═════ Entries shown

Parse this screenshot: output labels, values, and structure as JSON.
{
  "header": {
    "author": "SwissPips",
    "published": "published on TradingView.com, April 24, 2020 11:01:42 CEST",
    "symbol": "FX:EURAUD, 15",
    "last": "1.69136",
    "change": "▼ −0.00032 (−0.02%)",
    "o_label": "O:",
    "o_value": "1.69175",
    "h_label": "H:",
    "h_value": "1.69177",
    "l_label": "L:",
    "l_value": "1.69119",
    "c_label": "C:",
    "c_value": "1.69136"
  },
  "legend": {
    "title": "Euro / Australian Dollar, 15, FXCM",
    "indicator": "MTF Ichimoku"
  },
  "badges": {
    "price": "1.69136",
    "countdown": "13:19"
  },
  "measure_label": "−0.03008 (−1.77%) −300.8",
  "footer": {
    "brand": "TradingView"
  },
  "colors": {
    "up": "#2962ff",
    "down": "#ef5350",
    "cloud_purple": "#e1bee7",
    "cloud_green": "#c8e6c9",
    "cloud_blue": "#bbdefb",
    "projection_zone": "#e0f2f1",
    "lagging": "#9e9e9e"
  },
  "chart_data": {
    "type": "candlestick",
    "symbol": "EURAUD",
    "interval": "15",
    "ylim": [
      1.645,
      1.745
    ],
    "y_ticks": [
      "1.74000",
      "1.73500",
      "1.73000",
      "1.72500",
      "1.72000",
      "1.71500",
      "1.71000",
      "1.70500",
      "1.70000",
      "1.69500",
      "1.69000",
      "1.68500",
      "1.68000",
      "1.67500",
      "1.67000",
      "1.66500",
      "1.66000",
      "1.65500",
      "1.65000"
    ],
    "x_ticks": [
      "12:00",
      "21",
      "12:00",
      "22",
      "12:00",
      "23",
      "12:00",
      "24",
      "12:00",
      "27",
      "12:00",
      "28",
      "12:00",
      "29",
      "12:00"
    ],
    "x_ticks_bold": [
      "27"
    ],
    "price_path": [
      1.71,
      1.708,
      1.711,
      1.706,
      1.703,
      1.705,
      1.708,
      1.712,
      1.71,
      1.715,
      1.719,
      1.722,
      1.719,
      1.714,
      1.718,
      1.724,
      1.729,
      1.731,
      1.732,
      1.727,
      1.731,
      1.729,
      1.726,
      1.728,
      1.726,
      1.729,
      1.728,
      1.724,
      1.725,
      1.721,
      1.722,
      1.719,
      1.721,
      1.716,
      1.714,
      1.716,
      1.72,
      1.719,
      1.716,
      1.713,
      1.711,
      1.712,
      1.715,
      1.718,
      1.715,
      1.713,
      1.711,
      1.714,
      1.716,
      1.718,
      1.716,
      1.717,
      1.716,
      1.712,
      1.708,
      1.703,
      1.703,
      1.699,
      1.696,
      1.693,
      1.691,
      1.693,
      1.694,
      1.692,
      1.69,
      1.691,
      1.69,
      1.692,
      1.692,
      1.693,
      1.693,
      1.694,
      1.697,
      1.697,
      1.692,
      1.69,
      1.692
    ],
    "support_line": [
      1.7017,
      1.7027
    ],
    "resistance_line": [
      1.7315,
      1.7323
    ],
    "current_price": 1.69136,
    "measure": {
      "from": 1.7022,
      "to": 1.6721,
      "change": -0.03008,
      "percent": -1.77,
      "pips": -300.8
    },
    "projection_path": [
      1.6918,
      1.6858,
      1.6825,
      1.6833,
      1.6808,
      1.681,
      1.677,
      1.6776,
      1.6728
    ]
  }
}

══════════

Exercise goal ->
Go through the records and print each one exactly.

Answer in full ->
Parse this screenshot: output labels, values, and structure as JSON.
{
  "header": {
    "author": "SwissPips",
    "published": "published on TradingView.com, April 24, 2020 11:01:42 CEST",
    "symbol": "FX:EURAUD, 15",
    "last": "1.69136",
    "change": "▼ −0.00032 (−0.02%)",
    "o_label": "O:",
    "o_value": "1.69175",
    "h_label": "H:",
    "h_value": "1.69177",
    "l_label": "L:",
    "l_value": "1.69119",
    "c_label": "C:",
    "c_value": "1.69136"
  },
  "legend": {
    "title": "Euro / Australian Dollar, 15, FXCM",
    "indicator": "MTF Ichimoku"
  },
  "badges": {
    "price": "1.69136",
    "countdown": "13:19"
  },
  "measure_label": "−0.03008 (−1.77%) −300.8",
  "footer": {
    "brand": "TradingView"
  },
  "colors": {
    "up": "#2962ff",
    "down": "#ef5350",
    "cloud_purple": "#e1bee7",
    "cloud_green": "#c8e6c9",
    "cloud_blue": "#bbdefb",
    "projection_zone": "#e0f2f1",
    "lagging": "#9e9e9e"
  },
  "chart_data": {
    "type": "candlestick",
    "symbol": "EURAUD",
    "interval": "15",
    "ylim": [
      1.645,
      1.745
    ],
    "y_ticks": [
      "1.74000",
      "1.73500",
      "1.73000",
      "1.72500",
      "1.72000",
      "1.71500",
      "1.71000",
      "1.70500",
      "1.70000",
      "1.69500",
      "1.69000",
      "1.68500",
      "1.68000",
      "1.67500",
      "1.67000",
      "1.66500",
      "1.66000",
      "1.65500",
      "1.65000"
    ],
    "x_ticks": [
      "12:00",
      "21",
      "12:00",
      "22",
      "12:00",
      "23",
      "12:00",
      "24",
      "12:00",
      "27",
      "12:00",
      "28",
      "12:00",
      "29",
      "12:00"
    ],
    "x_ticks_bold": [
      "27"
    ],
    "price_path": [
      1.71,
      1.708,
      1.711,
      1.706,
      1.703,
      1.705,
      1.708,
      1.712,
      1.71,
      1.715,
      1.719,
      1.722,
      1.719,
      1.714,
      1.718,
      1.724,
      1.729,
      1.731,
      1.732,
      1.727,
      1.731,
      1.729,
      1.726,
      1.728,
      1.726,
      1.729,
      1.728,
      1.724,
      1.725,
      1.721,
      1.722,
      1.719,
      1.721,
      1.716,
      1.714,
      1.716,
      1.72,
      1.719,
      1.716,
      1.713,
      1.711,
      1.712,
      1.715,
      1.718,
      1.715,
      1.713,
      1.711,
      1.714,
      1.716,
      1.718,
      1.716,
      1.717,
      1.716,
      1.712,
      1.708,
      1.703,
      1.703,
      1.699,
      1.696,
      1.693,
      1.691,
      1.693,
      1.694,
      1.692,
      1.69,
      1.691,
      1.69,
      1.692,
      1.692,
      1.693,
      1.693,
      1.694,
      1.697,
      1.697,
      1.692,
      1.69,
      1.692
    ],
    "support_line": [
      1.7017,
      1.7027
    ],
    "resistance_line": [
      1.7315,
      1.7323
    ],
    "current_price": 1.69136,
    "measure": {
      "from": 1.7022,
      "to": 1.6721,
      "change": -0.03008,
      "percent": -1.77,
      "pips": -300.8
    },
    "projection_path": [
      1.6918,
      1.6858,
      1.6825,
      1.6833,
      1.6808,
      1.681,
      1.677,
      1.6776,
      1.6728
    ]
  }
}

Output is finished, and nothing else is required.